Problem ▸
Repeat exactly, and only, the lines from the line bearing "OCR this image." through the end of the material. Do not copy the pictures.

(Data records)
☆ ☆ ☆ ☆ ☆ ☆ ☆
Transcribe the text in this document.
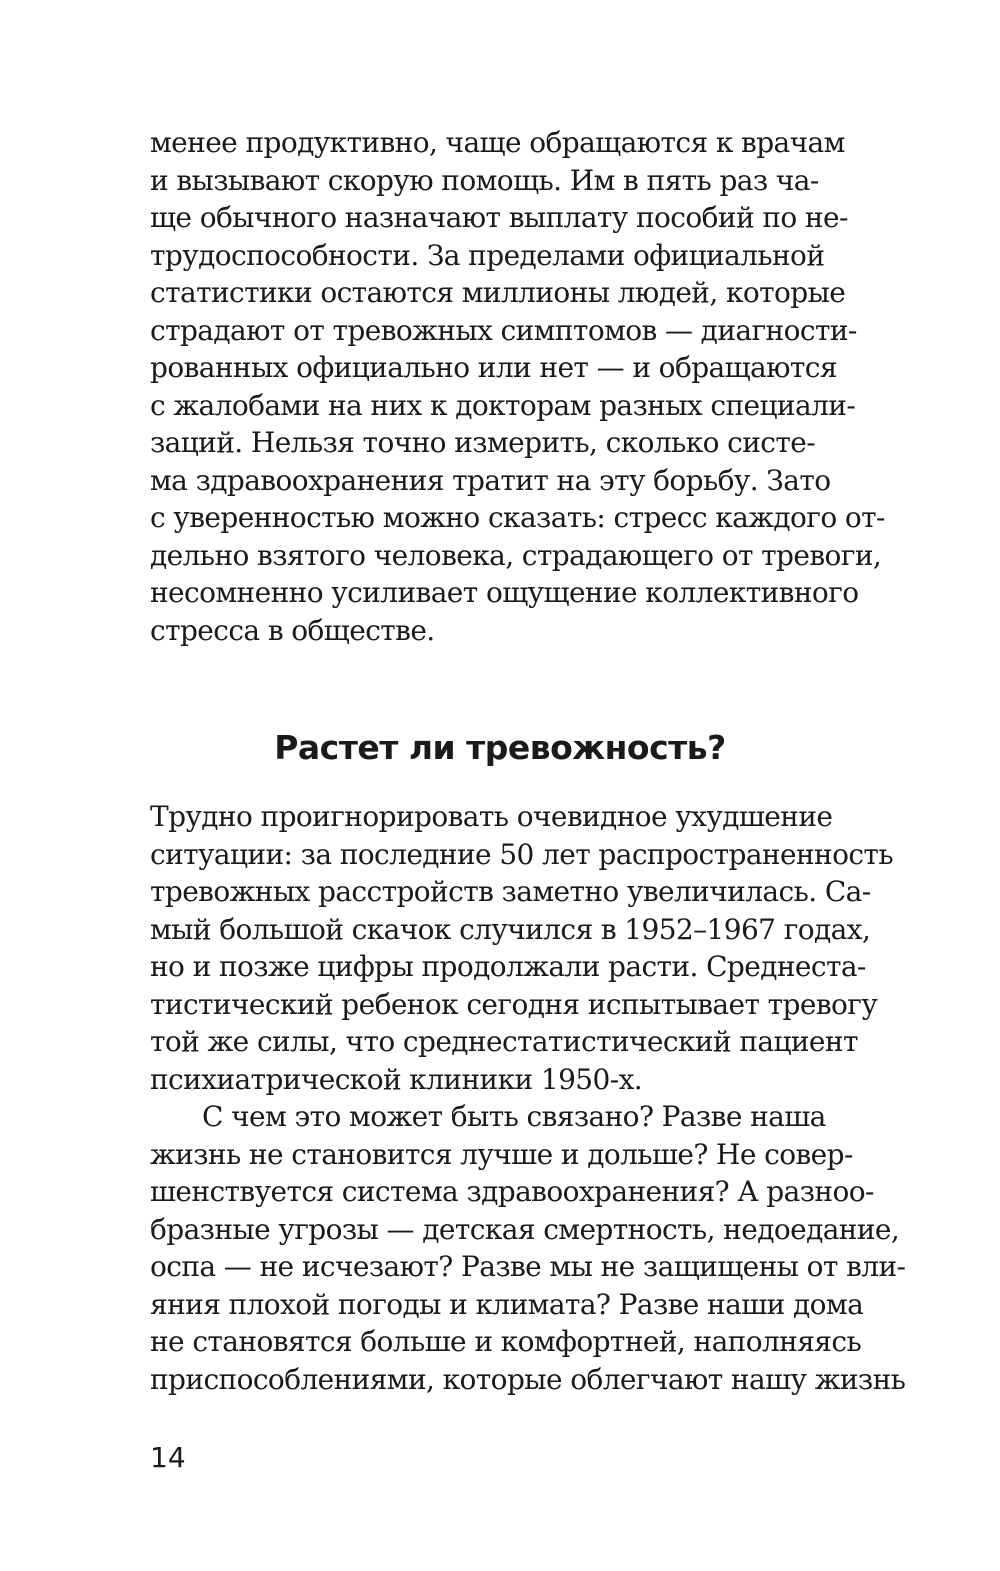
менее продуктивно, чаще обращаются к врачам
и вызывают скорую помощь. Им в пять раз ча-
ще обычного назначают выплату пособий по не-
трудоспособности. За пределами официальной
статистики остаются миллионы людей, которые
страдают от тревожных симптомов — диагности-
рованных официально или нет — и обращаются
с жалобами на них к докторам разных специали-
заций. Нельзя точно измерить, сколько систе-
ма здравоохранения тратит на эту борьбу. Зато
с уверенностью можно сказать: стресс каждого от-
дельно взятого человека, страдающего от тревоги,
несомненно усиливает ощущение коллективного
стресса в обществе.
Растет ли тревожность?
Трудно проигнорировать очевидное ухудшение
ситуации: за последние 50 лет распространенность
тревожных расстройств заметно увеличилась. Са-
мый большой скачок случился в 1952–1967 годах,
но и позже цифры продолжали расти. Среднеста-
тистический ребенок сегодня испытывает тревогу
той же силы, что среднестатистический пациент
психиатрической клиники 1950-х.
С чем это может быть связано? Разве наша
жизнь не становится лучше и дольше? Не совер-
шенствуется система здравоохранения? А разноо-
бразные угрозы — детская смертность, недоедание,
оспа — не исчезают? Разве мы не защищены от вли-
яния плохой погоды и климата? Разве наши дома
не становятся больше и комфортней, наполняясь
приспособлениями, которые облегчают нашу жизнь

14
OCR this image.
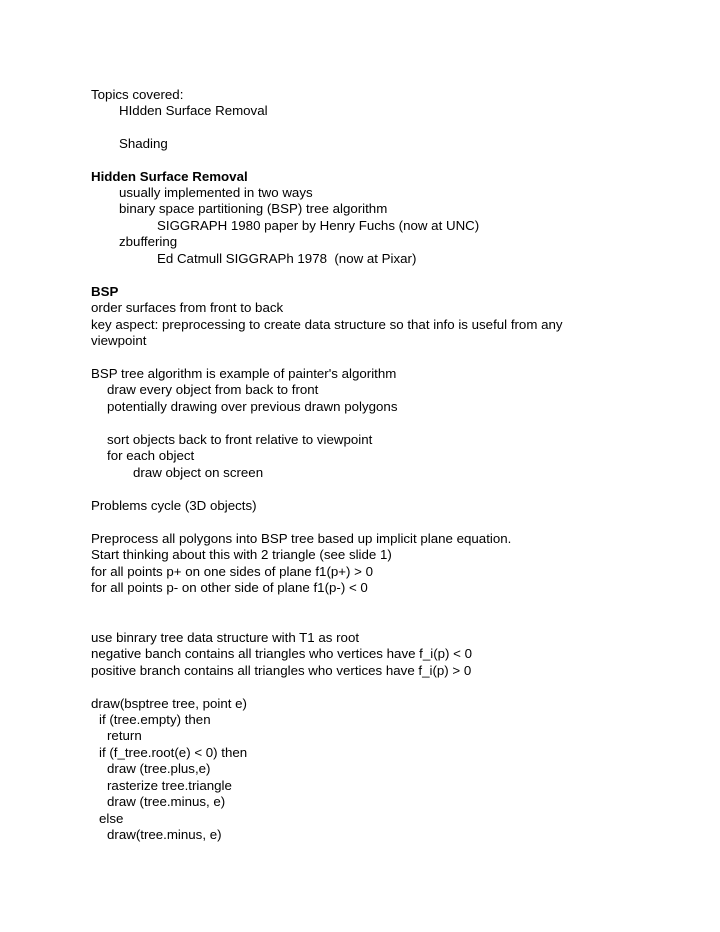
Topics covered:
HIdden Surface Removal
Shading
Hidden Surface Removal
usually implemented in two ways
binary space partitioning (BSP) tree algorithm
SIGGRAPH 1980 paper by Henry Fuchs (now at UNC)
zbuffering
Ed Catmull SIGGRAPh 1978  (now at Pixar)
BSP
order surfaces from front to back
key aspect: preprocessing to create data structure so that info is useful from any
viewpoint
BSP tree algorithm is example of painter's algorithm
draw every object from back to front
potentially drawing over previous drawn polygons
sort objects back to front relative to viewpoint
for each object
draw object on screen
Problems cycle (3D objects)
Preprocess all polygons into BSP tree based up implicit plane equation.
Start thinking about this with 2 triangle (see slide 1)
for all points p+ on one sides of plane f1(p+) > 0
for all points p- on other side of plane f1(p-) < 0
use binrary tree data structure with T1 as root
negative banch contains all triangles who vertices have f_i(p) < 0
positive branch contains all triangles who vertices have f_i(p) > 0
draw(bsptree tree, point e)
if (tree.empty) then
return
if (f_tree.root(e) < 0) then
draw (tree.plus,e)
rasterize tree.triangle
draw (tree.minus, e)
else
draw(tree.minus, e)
☆ ☆ ☆ ☆ ☆ ☆ ☆
Answer in full ▸
OCR this image.
Topics covered:
HIdden Surface Removal
Shading
Hidden Surface Removal
usually implemented in two ways
binary space partitioning (BSP) tree algorithm
SIGGRAPH 1980 paper by Henry Fuchs (now at UNC)
zbuffering
Ed Catmull SIGGRAPh 1978  (now at Pixar)
BSP
order surfaces from front to back
key aspect: preprocessing to create data structure so that info is useful from any
viewpoint
BSP tree algorithm is example of painter's algorithm
draw every object from back to front
potentially drawing over previous drawn polygons
sort objects back to front relative to viewpoint
for each object
draw object on screen
Problems cycle (3D objects)
Preprocess all polygons into BSP tree based up implicit plane equation.
Start thinking about this with 2 triangle (see slide 1)
for all points p+ on one sides of plane f1(p+) > 0
for all points p- on other side of plane f1(p-) < 0
use binrary tree data structure with T1 as root
negative banch contains all triangles who vertices have f_i(p) < 0
positive branch contains all triangles who vertices have f_i(p) > 0
draw(bsptree tree, point e)
if (tree.empty) then
return
if (f_tree.root(e) < 0) then
draw (tree.plus,e)
rasterize tree.triangle
draw (tree.minus, e)
else
draw(tree.minus, e)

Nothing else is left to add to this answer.